# Start of Dataset rows

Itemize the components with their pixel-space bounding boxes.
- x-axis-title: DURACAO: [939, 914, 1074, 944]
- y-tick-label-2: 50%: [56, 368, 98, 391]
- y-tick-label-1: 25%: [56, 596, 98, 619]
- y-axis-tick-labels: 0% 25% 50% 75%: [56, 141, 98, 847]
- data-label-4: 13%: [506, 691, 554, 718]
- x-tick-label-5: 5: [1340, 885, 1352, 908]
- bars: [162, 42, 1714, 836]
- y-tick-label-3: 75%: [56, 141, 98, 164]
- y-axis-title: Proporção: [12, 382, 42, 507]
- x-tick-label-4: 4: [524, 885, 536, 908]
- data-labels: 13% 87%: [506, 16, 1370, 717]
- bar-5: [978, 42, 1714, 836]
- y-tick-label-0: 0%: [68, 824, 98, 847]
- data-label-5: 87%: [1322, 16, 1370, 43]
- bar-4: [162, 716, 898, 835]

# End of Dataset rows

Task description: Starting at the beginning of the records and stopping after the line that contains "- x-tick-label-5: 5: [1340, 885, 1352, 908]", set out those lines as a numbered list, leaving out any blank lines.

Finished task:
1. Itemize the components with their pixel-space bounding boxes.
2. - x-axis-title: DURACAO: [939, 914, 1074, 944]
3. - y-tick-label-2: 50%: [56, 368, 98, 391]
4. - y-tick-label-1: 25%: [56, 596, 98, 619]
5. - y-axis-tick-labels: 0% 25% 50% 75%: [56, 141, 98, 847]
6. - data-label-4: 13%: [506, 691, 554, 718]
7. - x-tick-label-5: 5: [1340, 885, 1352, 908]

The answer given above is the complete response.